Problem to work on: Transcribe all of the material exactly. Any picture in it should be left out.
#### Material for the task ####
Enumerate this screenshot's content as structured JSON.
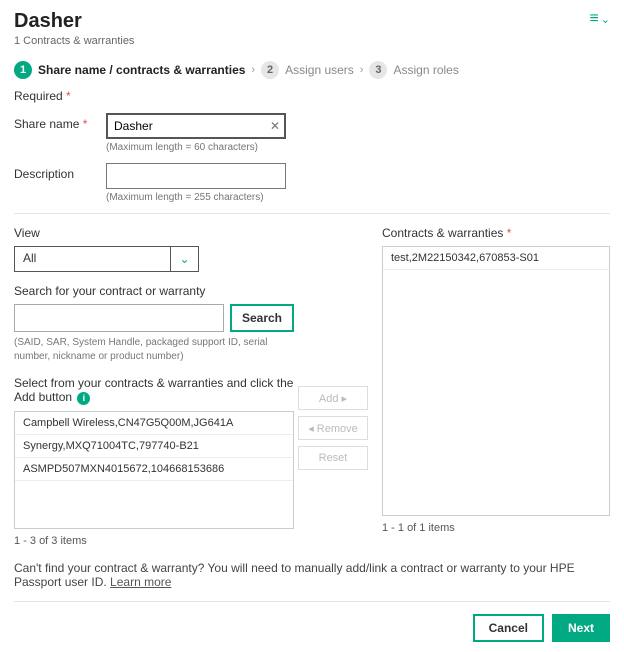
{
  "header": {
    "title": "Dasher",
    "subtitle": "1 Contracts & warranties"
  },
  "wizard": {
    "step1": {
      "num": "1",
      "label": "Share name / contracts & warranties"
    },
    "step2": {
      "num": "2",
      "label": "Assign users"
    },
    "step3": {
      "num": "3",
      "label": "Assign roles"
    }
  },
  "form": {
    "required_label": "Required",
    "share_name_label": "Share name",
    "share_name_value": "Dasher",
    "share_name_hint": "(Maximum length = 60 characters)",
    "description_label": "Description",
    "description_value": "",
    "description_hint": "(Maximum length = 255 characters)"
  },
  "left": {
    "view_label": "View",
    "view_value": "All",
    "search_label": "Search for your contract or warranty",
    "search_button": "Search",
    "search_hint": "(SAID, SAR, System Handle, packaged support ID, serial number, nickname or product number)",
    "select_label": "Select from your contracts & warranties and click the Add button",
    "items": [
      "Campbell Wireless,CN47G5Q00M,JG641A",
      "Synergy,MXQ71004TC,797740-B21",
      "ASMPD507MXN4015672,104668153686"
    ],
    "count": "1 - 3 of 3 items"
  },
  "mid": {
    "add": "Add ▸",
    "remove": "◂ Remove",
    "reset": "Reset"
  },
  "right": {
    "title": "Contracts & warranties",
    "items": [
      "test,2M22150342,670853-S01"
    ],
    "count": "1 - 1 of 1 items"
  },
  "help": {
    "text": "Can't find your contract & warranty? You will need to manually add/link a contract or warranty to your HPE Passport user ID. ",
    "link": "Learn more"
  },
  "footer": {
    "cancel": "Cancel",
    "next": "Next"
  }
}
####
Written response:
Enumerate this screenshot's content as structured JSON.
{
  "header": {
    "title": "Dasher",
    "subtitle": "1 Contracts & warranties"
  },
  "wizard": {
    "step1": {
      "num": "1",
      "label": "Share name / contracts & warranties"
    },
    "step2": {
      "num": "2",
      "label": "Assign users"
    },
    "step3": {
      "num": "3",
      "label": "Assign roles"
    }
  },
  "form": {
    "required_label": "Required",
    "share_name_label": "Share name",
    "share_name_value": "Dasher",
    "share_name_hint": "(Maximum length = 60 characters)",
    "description_label": "Description",
    "description_value": "",
    "description_hint": "(Maximum length = 255 characters)"
  },
  "left": {
    "view_label": "View",
    "view_value": "All",
    "search_label": "Search for your contract or warranty",
    "search_button": "Search",
    "search_hint": "(SAID, SAR, System Handle, packaged support ID, serial number, nickname or product number)",
    "select_label": "Select from your contracts & warranties and click the Add button",
    "items": [
      "Campbell Wireless,CN47G5Q00M,JG641A",
      "Synergy,MXQ71004TC,797740-B21",
      "ASMPD507MXN4015672,104668153686"
    ],
    "count": "1 - 3 of 3 items"
  },
  "mid": {
    "add": "Add ▸",
    "remove": "◂ Remove",
    "reset": "Reset"
  },
  "right": {
    "title": "Contracts & warranties",
    "items": [
      "test,2M22150342,670853-S01"
    ],
    "count": "1 - 1 of 1 items"
  },
  "help": {
    "text": "Can't find your contract & warranty? You will need to manually add/link a contract or warranty to your HPE Passport user ID. ",
    "link": "Learn more"
  },
  "footer": {
    "cancel": "Cancel",
    "next": "Next"
  }
}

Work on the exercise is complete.